[Data listing]

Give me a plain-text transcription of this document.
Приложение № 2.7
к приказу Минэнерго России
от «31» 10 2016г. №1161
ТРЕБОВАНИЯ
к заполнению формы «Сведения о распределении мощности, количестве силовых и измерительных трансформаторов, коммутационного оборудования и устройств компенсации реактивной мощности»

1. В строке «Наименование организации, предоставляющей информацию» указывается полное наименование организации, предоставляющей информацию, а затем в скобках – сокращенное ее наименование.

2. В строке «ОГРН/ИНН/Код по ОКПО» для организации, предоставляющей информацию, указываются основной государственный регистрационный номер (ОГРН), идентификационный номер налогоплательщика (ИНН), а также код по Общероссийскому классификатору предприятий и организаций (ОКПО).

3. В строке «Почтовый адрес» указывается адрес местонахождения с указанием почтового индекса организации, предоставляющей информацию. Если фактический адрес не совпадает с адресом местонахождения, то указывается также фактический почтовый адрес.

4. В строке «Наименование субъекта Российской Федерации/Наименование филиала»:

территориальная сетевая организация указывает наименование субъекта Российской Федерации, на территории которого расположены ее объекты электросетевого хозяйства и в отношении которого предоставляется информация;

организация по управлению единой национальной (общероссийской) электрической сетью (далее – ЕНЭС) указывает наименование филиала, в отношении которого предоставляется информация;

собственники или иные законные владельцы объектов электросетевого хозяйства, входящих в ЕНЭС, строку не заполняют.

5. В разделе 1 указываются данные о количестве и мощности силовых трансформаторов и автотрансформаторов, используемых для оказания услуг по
==
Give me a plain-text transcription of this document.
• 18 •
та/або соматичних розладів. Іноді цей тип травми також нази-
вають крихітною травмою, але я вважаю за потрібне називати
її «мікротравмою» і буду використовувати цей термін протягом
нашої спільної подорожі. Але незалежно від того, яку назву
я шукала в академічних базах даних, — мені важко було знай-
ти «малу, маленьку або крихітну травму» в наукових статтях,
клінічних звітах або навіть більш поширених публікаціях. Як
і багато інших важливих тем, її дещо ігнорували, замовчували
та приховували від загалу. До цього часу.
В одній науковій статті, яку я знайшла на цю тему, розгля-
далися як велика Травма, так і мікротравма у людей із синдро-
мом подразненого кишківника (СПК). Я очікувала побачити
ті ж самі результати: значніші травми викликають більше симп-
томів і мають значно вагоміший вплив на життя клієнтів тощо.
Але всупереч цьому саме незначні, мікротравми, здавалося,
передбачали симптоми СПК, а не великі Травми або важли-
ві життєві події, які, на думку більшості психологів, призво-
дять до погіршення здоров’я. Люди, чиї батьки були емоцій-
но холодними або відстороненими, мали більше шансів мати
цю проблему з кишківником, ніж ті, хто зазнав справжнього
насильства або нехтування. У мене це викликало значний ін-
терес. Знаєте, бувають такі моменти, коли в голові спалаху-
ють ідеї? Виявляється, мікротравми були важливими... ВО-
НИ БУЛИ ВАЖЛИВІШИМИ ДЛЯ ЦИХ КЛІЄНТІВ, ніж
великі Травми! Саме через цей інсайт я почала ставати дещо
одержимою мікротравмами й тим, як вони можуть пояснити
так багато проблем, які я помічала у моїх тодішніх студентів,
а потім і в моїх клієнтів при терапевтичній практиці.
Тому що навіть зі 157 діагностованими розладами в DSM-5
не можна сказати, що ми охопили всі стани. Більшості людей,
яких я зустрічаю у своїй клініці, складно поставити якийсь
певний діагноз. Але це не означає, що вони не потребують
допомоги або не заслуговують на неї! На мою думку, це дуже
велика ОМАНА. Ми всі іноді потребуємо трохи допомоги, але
* * *
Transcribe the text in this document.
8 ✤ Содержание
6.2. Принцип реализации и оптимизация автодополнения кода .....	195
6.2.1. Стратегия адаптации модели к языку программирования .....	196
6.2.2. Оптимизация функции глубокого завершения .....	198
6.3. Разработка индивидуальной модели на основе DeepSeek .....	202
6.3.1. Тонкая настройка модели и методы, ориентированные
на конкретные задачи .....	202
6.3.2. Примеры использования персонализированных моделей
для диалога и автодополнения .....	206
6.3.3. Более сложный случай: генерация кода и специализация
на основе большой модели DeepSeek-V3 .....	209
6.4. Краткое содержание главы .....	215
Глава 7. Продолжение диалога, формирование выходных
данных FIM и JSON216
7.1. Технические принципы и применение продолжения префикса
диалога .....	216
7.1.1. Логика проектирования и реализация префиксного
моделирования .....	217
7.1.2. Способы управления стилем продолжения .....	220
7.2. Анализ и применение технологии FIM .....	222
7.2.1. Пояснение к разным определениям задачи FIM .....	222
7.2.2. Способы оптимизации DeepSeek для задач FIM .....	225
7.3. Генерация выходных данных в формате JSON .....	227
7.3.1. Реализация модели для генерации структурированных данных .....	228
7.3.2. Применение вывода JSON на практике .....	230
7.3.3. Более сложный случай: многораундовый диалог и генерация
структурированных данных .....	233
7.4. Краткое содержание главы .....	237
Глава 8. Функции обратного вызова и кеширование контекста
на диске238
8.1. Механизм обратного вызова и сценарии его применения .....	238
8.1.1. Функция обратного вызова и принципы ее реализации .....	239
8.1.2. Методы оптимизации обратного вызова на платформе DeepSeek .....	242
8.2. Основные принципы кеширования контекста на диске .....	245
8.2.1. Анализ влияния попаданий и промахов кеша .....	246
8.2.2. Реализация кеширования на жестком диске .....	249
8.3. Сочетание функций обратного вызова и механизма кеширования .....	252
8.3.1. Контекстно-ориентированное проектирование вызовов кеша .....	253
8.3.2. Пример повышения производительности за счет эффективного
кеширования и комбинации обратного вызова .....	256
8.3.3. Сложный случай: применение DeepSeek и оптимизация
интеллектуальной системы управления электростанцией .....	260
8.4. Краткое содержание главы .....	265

» Given exercise:
Copy every line of the data that holds the string "кеширования".

» The response:
8.2. Основные принципы кеширования контекста на диске .....	245
8.2.2. Реализация кеширования на жестком диске .....	249
8.3. Сочетание функций обратного вызова и механизма кеширования .....	252
кеширования и комбинации обратного вызова .....	256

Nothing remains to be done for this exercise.